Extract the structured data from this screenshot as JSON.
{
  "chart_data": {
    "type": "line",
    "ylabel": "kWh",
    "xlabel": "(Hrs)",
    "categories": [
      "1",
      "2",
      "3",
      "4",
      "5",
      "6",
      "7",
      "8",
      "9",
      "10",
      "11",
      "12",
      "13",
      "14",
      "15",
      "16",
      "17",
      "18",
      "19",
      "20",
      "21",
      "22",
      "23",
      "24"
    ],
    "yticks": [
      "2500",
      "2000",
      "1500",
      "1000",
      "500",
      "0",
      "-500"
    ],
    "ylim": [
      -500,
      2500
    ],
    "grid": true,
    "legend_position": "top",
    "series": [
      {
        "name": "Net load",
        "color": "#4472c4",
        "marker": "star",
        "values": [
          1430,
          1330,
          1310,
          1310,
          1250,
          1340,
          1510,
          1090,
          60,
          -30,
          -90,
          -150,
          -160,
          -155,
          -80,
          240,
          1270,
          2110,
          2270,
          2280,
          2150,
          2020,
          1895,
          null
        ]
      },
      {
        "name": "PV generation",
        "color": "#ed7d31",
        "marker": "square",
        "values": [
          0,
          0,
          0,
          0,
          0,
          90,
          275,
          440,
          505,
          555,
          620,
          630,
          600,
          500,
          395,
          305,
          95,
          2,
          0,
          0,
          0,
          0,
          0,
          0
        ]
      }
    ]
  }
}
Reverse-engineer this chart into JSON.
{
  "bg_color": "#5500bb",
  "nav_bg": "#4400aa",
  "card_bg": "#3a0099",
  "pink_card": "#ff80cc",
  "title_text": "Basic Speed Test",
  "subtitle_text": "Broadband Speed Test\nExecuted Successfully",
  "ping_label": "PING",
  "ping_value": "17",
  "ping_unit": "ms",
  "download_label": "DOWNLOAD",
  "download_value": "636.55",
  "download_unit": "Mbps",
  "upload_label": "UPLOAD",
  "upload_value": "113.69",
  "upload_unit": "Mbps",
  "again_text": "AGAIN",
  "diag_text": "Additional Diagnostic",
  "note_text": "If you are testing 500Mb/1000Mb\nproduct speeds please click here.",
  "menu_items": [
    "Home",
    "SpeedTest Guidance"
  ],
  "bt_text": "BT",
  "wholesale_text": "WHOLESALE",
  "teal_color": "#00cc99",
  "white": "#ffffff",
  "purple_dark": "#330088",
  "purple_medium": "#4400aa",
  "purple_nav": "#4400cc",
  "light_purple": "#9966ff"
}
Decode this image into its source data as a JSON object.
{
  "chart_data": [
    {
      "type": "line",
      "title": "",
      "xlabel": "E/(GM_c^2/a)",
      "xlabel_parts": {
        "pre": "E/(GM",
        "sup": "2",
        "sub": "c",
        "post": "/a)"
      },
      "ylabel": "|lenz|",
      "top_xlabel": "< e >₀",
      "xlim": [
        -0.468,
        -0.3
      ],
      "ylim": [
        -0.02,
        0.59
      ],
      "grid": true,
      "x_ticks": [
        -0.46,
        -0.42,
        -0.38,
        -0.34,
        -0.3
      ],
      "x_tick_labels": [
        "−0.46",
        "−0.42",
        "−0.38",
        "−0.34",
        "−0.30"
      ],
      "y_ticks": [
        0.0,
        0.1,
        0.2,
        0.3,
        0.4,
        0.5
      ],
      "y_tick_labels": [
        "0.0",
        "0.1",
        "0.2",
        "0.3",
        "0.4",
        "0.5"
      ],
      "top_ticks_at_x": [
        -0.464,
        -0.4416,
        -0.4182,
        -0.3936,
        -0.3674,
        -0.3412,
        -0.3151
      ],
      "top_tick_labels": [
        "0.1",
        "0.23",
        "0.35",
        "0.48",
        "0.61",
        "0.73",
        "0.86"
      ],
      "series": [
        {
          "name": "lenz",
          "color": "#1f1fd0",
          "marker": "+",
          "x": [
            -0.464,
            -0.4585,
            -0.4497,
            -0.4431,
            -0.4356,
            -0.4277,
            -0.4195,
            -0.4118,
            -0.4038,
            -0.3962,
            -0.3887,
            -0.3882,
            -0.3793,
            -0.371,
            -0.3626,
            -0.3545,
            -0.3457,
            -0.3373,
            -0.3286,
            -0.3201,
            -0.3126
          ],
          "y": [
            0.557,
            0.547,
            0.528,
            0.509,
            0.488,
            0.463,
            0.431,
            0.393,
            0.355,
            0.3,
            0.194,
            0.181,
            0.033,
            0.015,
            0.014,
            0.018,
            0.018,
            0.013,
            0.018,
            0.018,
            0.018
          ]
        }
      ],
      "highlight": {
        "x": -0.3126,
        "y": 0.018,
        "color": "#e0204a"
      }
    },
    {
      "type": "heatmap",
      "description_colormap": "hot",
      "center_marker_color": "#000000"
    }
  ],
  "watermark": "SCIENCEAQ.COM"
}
..........
## Exercise requirements
Reproduce the whole listing word for word.

## Written answer
Extract the structured data from this screenshot as JSON.
{
  "chart_data": {
    "type": "line",
    "ylabel": "kWh",
    "xlabel": "(Hrs)",
    "categories": [
      "1",
      "2",
      "3",
      "4",
      "5",
      "6",
      "7",
      "8",
      "9",
      "10",
      "11",
      "12",
      "13",
      "14",
      "15",
      "16",
      "17",
      "18",
      "19",
      "20",
      "21",
      "22",
      "23",
      "24"
    ],
    "yticks": [
      "2500",
      "2000",
      "1500",
      "1000",
      "500",
      "0",
      "-500"
    ],
    "ylim": [
      -500,
      2500
    ],
    "grid": true,
    "legend_position": "top",
    "series": [
      {
        "name": "Net load",
        "color": "#4472c4",
        "marker": "star",
        "values": [
          1430,
          1330,
          1310,
          1310,
          1250,
          1340,
          1510,
          1090,
          60,
          -30,
          -90,
          -150,
          -160,
          -155,
          -80,
          240,
          1270,
          2110,
          2270,
          2280,
          2150,
          2020,
          1895,
          null
        ]
      },
      {
        "name": "PV generation",
        "color": "#ed7d31",
        "marker": "square",
        "values": [
          0,
          0,
          0,
          0,
          0,
          90,
          275,
          440,
          505,
          555,
          620,
          630,
          600,
          500,
          395,
          305,
          95,
          2,
          0,
          0,
          0,
          0,
          0,
          0
        ]
      }
    ]
  }
}
Reverse-engineer this chart into JSON.
{
  "bg_color": "#5500bb",
  "nav_bg": "#4400aa",
  "card_bg": "#3a0099",
  "pink_card": "#ff80cc",
  "title_text": "Basic Speed Test",
  "subtitle_text": "Broadband Speed Test\nExecuted Successfully",
  "ping_label": "PING",
  "ping_value": "17",
  "ping_unit": "ms",
  "download_label": "DOWNLOAD",
  "download_value": "636.55",
  "download_unit": "Mbps",
  "upload_label": "UPLOAD",
  "upload_value": "113.69",
  "upload_unit": "Mbps",
  "again_text": "AGAIN",
  "diag_text": "Additional Diagnostic",
  "note_text": "If you are testing 500Mb/1000Mb\nproduct speeds please click here.",
  "menu_items": [
    "Home",
    "SpeedTest Guidance"
  ],
  "bt_text": "BT",
  "wholesale_text": "WHOLESALE",
  "teal_color": "#00cc99",
  "white": "#ffffff",
  "purple_dark": "#330088",
  "purple_medium": "#4400aa",
  "purple_nav": "#4400cc",
  "light_purple": "#9966ff"
}
Decode this image into its source data as a JSON object.
{
  "chart_data": [
    {
      "type": "line",
      "title": "",
      "xlabel": "E/(GM_c^2/a)",
      "xlabel_parts": {
        "pre": "E/(GM",
        "sup": "2",
        "sub": "c",
        "post": "/a)"
      },
      "ylabel": "|lenz|",
      "top_xlabel": "< e >₀",
      "xlim": [
        -0.468,
        -0.3
      ],
      "ylim": [
        -0.02,
        0.59
      ],
      "grid": true,
      "x_ticks": [
        -0.46,
        -0.42,
        -0.38,
        -0.34,
        -0.3
      ],
      "x_tick_labels": [
        "−0.46",
        "−0.42",
        "−0.38",
        "−0.34",
        "−0.30"
      ],
      "y_ticks": [
        0.0,
        0.1,
        0.2,
        0.3,
        0.4,
        0.5
      ],
      "y_tick_labels": [
        "0.0",
        "0.1",
        "0.2",
        "0.3",
        "0.4",
        "0.5"
      ],
      "top_ticks_at_x": [
        -0.464,
        -0.4416,
        -0.4182,
        -0.3936,
        -0.3674,
        -0.3412,
        -0.3151
      ],
      "top_tick_labels": [
        "0.1",
        "0.23",
        "0.35",
        "0.48",
        "0.61",
        "0.73",
        "0.86"
      ],
      "series": [
        {
          "name": "lenz",
          "color": "#1f1fd0",
          "marker": "+",
          "x": [
            -0.464,
            -0.4585,
            -0.4497,
            -0.4431,
            -0.4356,
            -0.4277,
            -0.4195,
            -0.4118,
            -0.4038,
            -0.3962,
            -0.3887,
            -0.3882,
            -0.3793,
            -0.371,
            -0.3626,
            -0.3545,
            -0.3457,
            -0.3373,
            -0.3286,
            -0.3201,
            -0.3126
          ],
          "y": [
            0.557,
            0.547,
            0.528,
            0.509,
            0.488,
            0.463,
            0.431,
            0.393,
            0.355,
            0.3,
            0.194,
            0.181,
            0.033,
            0.015,
            0.014,
            0.018,
            0.018,
            0.013,
            0.018,
            0.018,
            0.018
          ]
        }
      ],
      "highlight": {
        "x": -0.3126,
        "y": 0.018,
        "color": "#e0204a"
      }
    },
    {
      "type": "heatmap",
      "description_colormap": "hot",
      "center_marker_color": "#000000"
    }
  ],
  "watermark": "SCIENCEAQ.COM"
}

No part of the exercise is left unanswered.